- YOUR GOAL: Determine how many lines in these records hold "Ibid". Only the number is wanted.

- MATERIAL PROVIDED:
--*--

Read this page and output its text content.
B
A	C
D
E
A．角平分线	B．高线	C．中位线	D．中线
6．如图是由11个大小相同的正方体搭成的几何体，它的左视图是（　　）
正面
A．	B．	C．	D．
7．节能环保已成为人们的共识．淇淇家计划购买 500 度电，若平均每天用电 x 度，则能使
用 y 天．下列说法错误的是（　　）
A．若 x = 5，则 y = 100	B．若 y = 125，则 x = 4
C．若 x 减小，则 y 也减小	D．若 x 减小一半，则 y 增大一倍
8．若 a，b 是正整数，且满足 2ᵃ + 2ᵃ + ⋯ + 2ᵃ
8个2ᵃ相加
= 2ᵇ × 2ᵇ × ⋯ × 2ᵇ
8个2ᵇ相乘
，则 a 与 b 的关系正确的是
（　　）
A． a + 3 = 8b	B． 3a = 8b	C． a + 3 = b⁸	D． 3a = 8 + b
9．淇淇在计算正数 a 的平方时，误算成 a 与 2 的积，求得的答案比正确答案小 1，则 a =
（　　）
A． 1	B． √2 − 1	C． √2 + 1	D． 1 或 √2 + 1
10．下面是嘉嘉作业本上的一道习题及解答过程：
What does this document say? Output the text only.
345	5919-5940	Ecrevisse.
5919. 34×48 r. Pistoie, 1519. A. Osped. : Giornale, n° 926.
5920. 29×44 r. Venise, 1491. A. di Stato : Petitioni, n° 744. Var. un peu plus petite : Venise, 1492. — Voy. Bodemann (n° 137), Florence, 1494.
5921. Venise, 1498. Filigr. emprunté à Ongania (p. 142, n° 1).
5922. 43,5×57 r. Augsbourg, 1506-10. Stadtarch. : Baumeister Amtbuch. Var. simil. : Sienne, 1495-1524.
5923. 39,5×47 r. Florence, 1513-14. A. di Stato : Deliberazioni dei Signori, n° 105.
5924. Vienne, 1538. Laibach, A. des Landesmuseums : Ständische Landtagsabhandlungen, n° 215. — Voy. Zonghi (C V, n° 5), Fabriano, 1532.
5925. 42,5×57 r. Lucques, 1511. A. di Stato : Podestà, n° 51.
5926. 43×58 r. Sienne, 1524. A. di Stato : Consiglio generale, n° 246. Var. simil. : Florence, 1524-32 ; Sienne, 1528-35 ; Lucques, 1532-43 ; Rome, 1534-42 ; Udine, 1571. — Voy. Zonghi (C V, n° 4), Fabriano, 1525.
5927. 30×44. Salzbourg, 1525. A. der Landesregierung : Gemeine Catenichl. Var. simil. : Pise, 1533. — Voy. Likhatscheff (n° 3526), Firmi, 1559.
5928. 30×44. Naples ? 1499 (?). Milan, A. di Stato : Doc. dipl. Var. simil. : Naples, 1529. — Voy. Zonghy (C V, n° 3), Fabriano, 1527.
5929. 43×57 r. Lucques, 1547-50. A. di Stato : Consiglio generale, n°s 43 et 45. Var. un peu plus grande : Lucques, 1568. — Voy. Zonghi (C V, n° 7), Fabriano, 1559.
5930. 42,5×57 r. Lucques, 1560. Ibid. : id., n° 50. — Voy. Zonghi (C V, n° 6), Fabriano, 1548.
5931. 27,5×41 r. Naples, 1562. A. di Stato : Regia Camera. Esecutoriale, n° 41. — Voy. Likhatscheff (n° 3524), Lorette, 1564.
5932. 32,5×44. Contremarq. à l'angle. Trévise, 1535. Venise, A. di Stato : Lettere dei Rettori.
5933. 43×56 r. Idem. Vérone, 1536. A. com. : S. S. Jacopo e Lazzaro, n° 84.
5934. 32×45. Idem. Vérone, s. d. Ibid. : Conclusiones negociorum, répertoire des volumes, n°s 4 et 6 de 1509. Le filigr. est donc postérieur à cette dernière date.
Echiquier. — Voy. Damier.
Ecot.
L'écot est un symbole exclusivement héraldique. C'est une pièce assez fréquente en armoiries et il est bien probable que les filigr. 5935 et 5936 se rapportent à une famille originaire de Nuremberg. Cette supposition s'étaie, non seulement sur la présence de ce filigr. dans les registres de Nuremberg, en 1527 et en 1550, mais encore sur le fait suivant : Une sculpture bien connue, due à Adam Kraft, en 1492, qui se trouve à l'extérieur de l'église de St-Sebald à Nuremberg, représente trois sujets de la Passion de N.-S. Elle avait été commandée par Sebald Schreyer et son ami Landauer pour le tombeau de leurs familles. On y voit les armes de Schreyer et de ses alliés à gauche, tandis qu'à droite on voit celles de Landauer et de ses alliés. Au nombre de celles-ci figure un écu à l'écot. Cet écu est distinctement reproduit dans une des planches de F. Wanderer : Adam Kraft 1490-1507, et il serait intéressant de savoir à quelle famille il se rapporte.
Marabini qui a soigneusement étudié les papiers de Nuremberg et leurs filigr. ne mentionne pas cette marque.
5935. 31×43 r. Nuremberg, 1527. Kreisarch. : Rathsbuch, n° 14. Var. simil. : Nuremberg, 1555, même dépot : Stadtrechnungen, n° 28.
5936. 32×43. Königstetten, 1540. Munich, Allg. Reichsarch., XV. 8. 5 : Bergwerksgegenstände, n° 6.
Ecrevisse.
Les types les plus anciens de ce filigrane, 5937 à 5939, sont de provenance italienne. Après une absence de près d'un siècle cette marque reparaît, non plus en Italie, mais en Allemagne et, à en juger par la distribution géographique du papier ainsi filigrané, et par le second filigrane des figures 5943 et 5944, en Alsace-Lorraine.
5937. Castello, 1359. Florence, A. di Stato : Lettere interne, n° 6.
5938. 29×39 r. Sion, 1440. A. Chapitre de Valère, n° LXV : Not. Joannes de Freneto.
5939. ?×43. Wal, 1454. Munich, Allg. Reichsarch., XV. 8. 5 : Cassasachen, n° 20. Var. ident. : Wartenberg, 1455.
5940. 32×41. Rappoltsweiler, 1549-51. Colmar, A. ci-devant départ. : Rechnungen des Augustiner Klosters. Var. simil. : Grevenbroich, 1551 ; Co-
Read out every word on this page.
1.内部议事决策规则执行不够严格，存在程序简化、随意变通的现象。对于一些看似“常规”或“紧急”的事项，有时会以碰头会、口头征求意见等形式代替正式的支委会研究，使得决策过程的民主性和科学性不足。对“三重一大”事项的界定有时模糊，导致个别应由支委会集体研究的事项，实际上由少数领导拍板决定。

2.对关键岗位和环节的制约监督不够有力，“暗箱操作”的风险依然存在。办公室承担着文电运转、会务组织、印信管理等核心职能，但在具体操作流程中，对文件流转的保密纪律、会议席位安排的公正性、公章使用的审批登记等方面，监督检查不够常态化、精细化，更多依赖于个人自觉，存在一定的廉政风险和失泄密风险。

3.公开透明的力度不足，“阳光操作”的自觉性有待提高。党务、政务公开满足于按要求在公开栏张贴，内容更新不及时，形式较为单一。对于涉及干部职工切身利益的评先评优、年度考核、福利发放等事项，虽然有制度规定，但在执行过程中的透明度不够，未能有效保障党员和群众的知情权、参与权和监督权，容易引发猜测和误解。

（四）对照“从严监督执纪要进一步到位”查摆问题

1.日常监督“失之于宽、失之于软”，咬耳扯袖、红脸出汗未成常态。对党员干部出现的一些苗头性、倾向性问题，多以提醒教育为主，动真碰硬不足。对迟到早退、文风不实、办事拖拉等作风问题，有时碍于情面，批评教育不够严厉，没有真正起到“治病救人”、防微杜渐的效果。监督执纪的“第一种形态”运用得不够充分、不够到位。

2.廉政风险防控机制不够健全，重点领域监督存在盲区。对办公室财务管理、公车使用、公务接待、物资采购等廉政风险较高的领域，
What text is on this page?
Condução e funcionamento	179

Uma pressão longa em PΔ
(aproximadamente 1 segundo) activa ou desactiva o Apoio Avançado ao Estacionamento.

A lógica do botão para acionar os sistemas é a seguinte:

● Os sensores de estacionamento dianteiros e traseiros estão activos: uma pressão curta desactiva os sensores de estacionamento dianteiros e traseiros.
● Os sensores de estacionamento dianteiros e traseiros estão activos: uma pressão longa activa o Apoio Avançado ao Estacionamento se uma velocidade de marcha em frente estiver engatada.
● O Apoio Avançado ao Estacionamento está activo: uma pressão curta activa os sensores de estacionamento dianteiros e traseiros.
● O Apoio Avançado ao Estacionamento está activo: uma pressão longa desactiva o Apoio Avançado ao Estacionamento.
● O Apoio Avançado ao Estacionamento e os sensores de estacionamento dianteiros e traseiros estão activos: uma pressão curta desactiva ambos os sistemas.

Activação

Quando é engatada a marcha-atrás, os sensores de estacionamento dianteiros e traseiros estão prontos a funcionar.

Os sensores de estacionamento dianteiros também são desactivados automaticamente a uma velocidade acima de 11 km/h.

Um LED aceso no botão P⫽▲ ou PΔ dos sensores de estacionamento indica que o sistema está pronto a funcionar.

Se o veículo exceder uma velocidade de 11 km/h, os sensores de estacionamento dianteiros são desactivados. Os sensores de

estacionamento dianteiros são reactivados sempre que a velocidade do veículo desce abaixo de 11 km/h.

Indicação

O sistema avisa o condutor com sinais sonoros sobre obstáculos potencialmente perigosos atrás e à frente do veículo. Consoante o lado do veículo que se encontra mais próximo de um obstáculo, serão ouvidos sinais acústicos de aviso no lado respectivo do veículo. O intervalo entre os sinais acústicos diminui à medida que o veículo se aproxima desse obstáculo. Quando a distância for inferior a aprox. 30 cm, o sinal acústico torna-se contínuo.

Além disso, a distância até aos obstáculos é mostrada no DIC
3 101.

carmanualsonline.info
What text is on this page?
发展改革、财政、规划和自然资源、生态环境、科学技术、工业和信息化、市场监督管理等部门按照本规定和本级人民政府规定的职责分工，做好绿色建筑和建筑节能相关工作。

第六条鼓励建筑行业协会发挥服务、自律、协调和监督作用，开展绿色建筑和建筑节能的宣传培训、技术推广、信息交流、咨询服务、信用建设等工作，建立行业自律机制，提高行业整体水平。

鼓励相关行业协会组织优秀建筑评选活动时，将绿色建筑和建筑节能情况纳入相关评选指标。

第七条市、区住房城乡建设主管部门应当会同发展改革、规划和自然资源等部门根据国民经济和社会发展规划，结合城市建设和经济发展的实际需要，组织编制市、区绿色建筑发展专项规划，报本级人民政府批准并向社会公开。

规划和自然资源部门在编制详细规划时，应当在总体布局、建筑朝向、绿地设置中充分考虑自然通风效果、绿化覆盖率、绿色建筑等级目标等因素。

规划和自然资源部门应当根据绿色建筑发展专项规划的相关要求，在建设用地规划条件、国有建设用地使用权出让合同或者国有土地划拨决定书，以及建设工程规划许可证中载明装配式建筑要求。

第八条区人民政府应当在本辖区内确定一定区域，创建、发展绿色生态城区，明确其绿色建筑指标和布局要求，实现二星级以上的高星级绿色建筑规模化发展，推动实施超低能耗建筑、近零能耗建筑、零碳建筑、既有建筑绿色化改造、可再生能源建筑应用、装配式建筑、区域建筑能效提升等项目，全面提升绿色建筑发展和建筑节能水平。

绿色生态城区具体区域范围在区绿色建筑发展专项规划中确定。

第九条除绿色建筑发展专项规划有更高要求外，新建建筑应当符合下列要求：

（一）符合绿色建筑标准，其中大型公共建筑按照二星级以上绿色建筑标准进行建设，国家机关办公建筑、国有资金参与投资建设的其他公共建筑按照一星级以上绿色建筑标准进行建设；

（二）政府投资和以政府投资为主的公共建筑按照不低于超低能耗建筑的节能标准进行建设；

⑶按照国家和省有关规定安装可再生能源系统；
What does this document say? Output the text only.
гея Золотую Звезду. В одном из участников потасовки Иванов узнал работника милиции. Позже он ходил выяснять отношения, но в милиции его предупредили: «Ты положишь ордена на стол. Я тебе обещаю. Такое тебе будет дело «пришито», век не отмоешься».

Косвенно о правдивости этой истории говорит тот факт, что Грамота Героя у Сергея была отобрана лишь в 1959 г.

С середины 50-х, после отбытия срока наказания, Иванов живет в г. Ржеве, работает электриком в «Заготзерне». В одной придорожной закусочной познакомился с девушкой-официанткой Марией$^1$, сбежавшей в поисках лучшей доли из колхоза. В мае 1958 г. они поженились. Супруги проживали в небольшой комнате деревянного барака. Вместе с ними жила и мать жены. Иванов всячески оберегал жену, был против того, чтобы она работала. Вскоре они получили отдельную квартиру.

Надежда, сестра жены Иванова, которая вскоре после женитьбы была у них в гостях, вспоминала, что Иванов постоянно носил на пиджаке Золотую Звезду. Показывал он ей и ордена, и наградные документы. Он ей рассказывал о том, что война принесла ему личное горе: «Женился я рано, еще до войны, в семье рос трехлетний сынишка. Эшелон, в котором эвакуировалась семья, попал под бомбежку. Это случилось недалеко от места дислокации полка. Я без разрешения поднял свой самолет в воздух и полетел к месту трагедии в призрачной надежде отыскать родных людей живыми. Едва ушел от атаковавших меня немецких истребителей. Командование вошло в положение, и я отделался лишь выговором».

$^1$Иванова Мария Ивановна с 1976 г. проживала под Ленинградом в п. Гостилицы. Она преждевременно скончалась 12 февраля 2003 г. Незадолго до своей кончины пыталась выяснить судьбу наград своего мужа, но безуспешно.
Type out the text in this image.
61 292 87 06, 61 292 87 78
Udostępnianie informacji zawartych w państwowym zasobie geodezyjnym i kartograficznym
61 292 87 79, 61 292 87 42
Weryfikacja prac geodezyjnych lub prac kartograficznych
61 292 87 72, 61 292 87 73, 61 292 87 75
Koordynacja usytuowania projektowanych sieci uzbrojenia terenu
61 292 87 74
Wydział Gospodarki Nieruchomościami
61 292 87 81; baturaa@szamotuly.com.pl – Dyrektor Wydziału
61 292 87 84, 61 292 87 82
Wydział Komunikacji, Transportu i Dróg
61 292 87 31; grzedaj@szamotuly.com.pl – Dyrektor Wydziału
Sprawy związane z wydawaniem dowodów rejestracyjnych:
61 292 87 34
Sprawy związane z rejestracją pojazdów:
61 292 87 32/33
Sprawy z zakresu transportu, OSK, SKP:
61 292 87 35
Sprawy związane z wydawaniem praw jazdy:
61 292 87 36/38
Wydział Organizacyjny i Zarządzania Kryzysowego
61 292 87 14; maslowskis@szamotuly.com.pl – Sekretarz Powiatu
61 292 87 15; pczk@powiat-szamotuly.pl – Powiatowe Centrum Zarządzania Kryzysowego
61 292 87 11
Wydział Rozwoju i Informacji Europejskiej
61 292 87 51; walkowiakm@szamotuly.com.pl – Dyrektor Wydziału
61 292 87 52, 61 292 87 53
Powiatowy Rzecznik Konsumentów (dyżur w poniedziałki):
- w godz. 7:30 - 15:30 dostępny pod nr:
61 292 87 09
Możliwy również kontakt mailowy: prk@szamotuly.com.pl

--*--

- ANSWER TO THE EXERCISE: 2